(Items from a figure collection)
....

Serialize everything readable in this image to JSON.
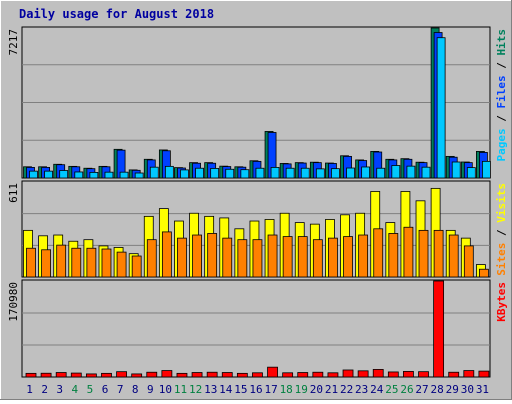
{
  "chart_data": [
    {
      "type": "bar",
      "title": "Daily usage for August 2018",
      "panel": "top",
      "ylim": [
        0,
        7217
      ],
      "ymax_label": "7217",
      "ylabel_parts": [
        "Pages",
        "Files",
        "Hits"
      ],
      "categories": [
        "1",
        "2",
        "3",
        "4",
        "5",
        "6",
        "7",
        "8",
        "9",
        "10",
        "11",
        "12",
        "13",
        "14",
        "15",
        "16",
        "17",
        "18",
        "19",
        "20",
        "21",
        "22",
        "23",
        "24",
        "25",
        "26",
        "27",
        "28",
        "29",
        "30",
        "31"
      ],
      "series": [
        {
          "name": "Hits",
          "color": "#00805c",
          "values": [
            540,
            540,
            660,
            560,
            470,
            560,
            1380,
            390,
            900,
            1350,
            500,
            740,
            740,
            570,
            540,
            830,
            2240,
            700,
            740,
            760,
            720,
            1070,
            870,
            1280,
            900,
            930,
            760,
            7217,
            1040,
            770,
            1280
          ]
        },
        {
          "name": "Files",
          "color": "#0040ff",
          "values": [
            510,
            510,
            640,
            540,
            450,
            540,
            1340,
            370,
            870,
            1310,
            480,
            710,
            710,
            550,
            520,
            800,
            2190,
            680,
            720,
            740,
            700,
            1040,
            840,
            1250,
            870,
            900,
            740,
            7000,
            1000,
            740,
            1230
          ]
        },
        {
          "name": "Pages",
          "color": "#00c8ff",
          "values": [
            330,
            330,
            360,
            290,
            270,
            280,
            280,
            240,
            520,
            560,
            390,
            470,
            460,
            420,
            400,
            470,
            510,
            470,
            470,
            440,
            450,
            480,
            530,
            470,
            600,
            570,
            520,
            6750,
            770,
            500,
            800
          ]
        }
      ]
    },
    {
      "type": "bar",
      "panel": "middle",
      "ylim": [
        0,
        611
      ],
      "ymax_label": "611",
      "ylabel_parts": [
        "Sites",
        "Visits"
      ],
      "categories": [
        "1",
        "2",
        "3",
        "4",
        "5",
        "6",
        "7",
        "8",
        "9",
        "10",
        "11",
        "12",
        "13",
        "14",
        "15",
        "16",
        "17",
        "18",
        "19",
        "20",
        "21",
        "22",
        "23",
        "24",
        "25",
        "26",
        "27",
        "28",
        "29",
        "30",
        "31"
      ],
      "series": [
        {
          "name": "Visits",
          "color": "#ffff00",
          "values": [
            300,
            265,
            270,
            230,
            240,
            200,
            190,
            150,
            390,
            440,
            360,
            410,
            390,
            380,
            310,
            360,
            370,
            410,
            350,
            340,
            370,
            400,
            410,
            550,
            350,
            550,
            490,
            570,
            300,
            250,
            80
          ]
        },
        {
          "name": "Sites",
          "color": "#ff8000",
          "values": [
            185,
            175,
            205,
            185,
            185,
            180,
            160,
            135,
            240,
            290,
            250,
            270,
            280,
            250,
            240,
            240,
            270,
            260,
            260,
            240,
            250,
            260,
            270,
            310,
            280,
            320,
            300,
            300,
            270,
            200,
            50
          ]
        }
      ]
    },
    {
      "type": "bar",
      "panel": "bottom",
      "ylim": [
        0,
        170980
      ],
      "ymax_label": "170980",
      "ylabel_parts": [
        "KBytes"
      ],
      "categories": [
        "1",
        "2",
        "3",
        "4",
        "5",
        "6",
        "7",
        "8",
        "9",
        "10",
        "11",
        "12",
        "13",
        "14",
        "15",
        "16",
        "17",
        "18",
        "19",
        "20",
        "21",
        "22",
        "23",
        "24",
        "25",
        "26",
        "27",
        "28",
        "29",
        "30",
        "31"
      ],
      "series": [
        {
          "name": "KBytes",
          "color": "#ff0000",
          "values": [
            6500,
            6700,
            8000,
            7000,
            5500,
            6500,
            9500,
            5500,
            8500,
            11500,
            6500,
            8000,
            8500,
            8000,
            6500,
            7500,
            17500,
            7500,
            8000,
            8500,
            7500,
            12500,
            11000,
            13500,
            9000,
            10000,
            9500,
            170980,
            8500,
            11500,
            10500
          ]
        }
      ]
    }
  ],
  "x_axis": {
    "weekend_color": "#008040",
    "weekday_color": "#000080",
    "weekend_days": [
      "4",
      "5",
      "11",
      "12",
      "18",
      "19",
      "25",
      "26"
    ]
  }
}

....

Requirements: Without the pictures, transcribe the listing above exactly.

Correct result:
Serialize everything readable in this image to JSON.
{
  "chart_data": [
    {
      "type": "bar",
      "title": "Daily usage for August 2018",
      "panel": "top",
      "ylim": [
        0,
        7217
      ],
      "ymax_label": "7217",
      "ylabel_parts": [
        "Pages",
        "Files",
        "Hits"
      ],
      "categories": [
        "1",
        "2",
        "3",
        "4",
        "5",
        "6",
        "7",
        "8",
        "9",
        "10",
        "11",
        "12",
        "13",
        "14",
        "15",
        "16",
        "17",
        "18",
        "19",
        "20",
        "21",
        "22",
        "23",
        "24",
        "25",
        "26",
        "27",
        "28",
        "29",
        "30",
        "31"
      ],
      "series": [
        {
          "name": "Hits",
          "color": "#00805c",
          "values": [
            540,
            540,
            660,
            560,
            470,
            560,
            1380,
            390,
            900,
            1350,
            500,
            740,
            740,
            570,
            540,
            830,
            2240,
            700,
            740,
            760,
            720,
            1070,
            870,
            1280,
            900,
            930,
            760,
            7217,
            1040,
            770,
            1280
          ]
        },
        {
          "name": "Files",
          "color": "#0040ff",
          "values": [
            510,
            510,
            640,
            540,
            450,
            540,
            1340,
            370,
            870,
            1310,
            480,
            710,
            710,
            550,
            520,
            800,
            2190,
            680,
            720,
            740,
            700,
            1040,
            840,
            1250,
            870,
            900,
            740,
            7000,
            1000,
            740,
            1230
          ]
        },
        {
          "name": "Pages",
          "color": "#00c8ff",
          "values": [
            330,
            330,
            360,
            290,
            270,
            280,
            280,
            240,
            520,
            560,
            390,
            470,
            460,
            420,
            400,
            470,
            510,
            470,
            470,
            440,
            450,
            480,
            530,
            470,
            600,
            570,
            520,
            6750,
            770,
            500,
            800
          ]
        }
      ]
    },
    {
      "type": "bar",
      "panel": "middle",
      "ylim": [
        0,
        611
      ],
      "ymax_label": "611",
      "ylabel_parts": [
        "Sites",
        "Visits"
      ],
      "categories": [
        "1",
        "2",
        "3",
        "4",
        "5",
        "6",
        "7",
        "8",
        "9",
        "10",
        "11",
        "12",
        "13",
        "14",
        "15",
        "16",
        "17",
        "18",
        "19",
        "20",
        "21",
        "22",
        "23",
        "24",
        "25",
        "26",
        "27",
        "28",
        "29",
        "30",
        "31"
      ],
      "series": [
        {
          "name": "Visits",
          "color": "#ffff00",
          "values": [
            300,
            265,
            270,
            230,
            240,
            200,
            190,
            150,
            390,
            440,
            360,
            410,
            390,
            380,
            310,
            360,
            370,
            410,
            350,
            340,
            370,
            400,
            410,
            550,
            350,
            550,
            490,
            570,
            300,
            250,
            80
          ]
        },
        {
          "name": "Sites",
          "color": "#ff8000",
          "values": [
            185,
            175,
            205,
            185,
            185,
            180,
            160,
            135,
            240,
            290,
            250,
            270,
            280,
            250,
            240,
            240,
            270,
            260,
            260,
            240,
            250,
            260,
            270,
            310,
            280,
            320,
            300,
            300,
            270,
            200,
            50
          ]
        }
      ]
    },
    {
      "type": "bar",
      "panel": "bottom",
      "ylim": [
        0,
        170980
      ],
      "ymax_label": "170980",
      "ylabel_parts": [
        "KBytes"
      ],
      "categories": [
        "1",
        "2",
        "3",
        "4",
        "5",
        "6",
        "7",
        "8",
        "9",
        "10",
        "11",
        "12",
        "13",
        "14",
        "15",
        "16",
        "17",
        "18",
        "19",
        "20",
        "21",
        "22",
        "23",
        "24",
        "25",
        "26",
        "27",
        "28",
        "29",
        "30",
        "31"
      ],
      "series": [
        {
          "name": "KBytes",
          "color": "#ff0000",
          "values": [
            6500,
            6700,
            8000,
            7000,
            5500,
            6500,
            9500,
            5500,
            8500,
            11500,
            6500,
            8000,
            8500,
            8000,
            6500,
            7500,
            17500,
            7500,
            8000,
            8500,
            7500,
            12500,
            11000,
            13500,
            9000,
            10000,
            9500,
            170980,
            8500,
            11500,
            10500
          ]
        }
      ]
    }
  ],
  "x_axis": {
    "weekend_color": "#008040",
    "weekday_color": "#000080",
    "weekend_days": [
      "4",
      "5",
      "11",
      "12",
      "18",
      "19",
      "25",
      "26"
    ]
  }
}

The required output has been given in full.